#### The exercise:
Check each line of the material. Copy those containing "Store".

# start of Extracted data

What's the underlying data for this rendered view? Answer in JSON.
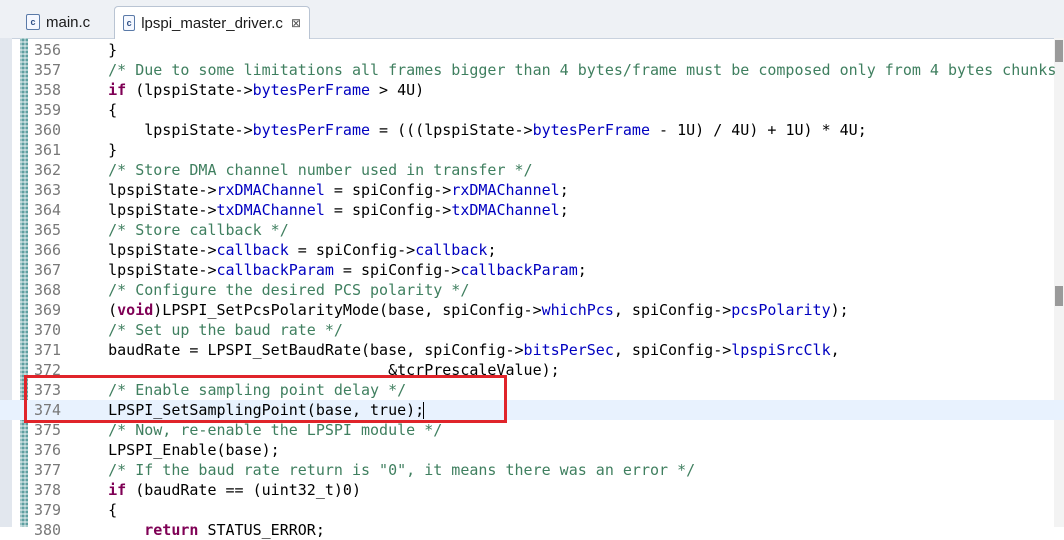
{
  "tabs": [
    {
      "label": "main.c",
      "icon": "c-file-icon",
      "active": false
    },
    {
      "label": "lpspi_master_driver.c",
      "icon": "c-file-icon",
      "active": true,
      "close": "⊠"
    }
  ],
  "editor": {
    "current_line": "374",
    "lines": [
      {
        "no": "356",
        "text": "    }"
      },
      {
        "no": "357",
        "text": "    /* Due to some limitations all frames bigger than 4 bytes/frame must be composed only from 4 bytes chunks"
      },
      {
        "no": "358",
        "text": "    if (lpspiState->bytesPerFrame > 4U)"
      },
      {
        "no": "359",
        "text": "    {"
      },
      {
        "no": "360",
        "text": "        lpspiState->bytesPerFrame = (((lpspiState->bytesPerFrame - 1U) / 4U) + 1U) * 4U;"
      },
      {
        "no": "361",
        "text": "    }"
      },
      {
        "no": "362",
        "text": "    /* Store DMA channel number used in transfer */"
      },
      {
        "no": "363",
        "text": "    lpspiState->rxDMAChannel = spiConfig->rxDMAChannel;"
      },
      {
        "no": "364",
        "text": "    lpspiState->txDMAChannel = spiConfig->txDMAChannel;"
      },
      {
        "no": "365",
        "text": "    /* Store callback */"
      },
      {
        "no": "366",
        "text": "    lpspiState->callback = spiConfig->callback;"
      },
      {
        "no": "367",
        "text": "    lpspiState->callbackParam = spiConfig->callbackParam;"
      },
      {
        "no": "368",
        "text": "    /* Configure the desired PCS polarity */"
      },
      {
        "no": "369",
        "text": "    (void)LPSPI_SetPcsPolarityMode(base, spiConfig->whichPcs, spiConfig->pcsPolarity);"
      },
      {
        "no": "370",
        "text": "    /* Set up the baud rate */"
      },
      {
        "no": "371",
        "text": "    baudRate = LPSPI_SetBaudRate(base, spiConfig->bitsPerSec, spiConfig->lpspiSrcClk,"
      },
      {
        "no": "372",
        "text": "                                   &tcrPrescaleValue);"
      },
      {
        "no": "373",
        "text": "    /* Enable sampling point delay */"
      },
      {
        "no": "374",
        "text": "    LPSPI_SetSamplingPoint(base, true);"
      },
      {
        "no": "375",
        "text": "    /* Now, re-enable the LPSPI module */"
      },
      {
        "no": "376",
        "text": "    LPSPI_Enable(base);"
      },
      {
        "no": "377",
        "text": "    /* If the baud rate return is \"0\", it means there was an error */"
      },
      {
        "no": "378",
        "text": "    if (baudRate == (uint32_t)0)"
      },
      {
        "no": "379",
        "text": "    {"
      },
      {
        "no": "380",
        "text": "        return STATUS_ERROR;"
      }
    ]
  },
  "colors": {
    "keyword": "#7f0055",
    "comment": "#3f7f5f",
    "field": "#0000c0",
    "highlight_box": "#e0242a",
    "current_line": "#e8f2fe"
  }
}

# end of Extracted data

#### Final result:
        "text": "    /* Store DMA channel number used in transfer */"
        "text": "    /* Store callback */"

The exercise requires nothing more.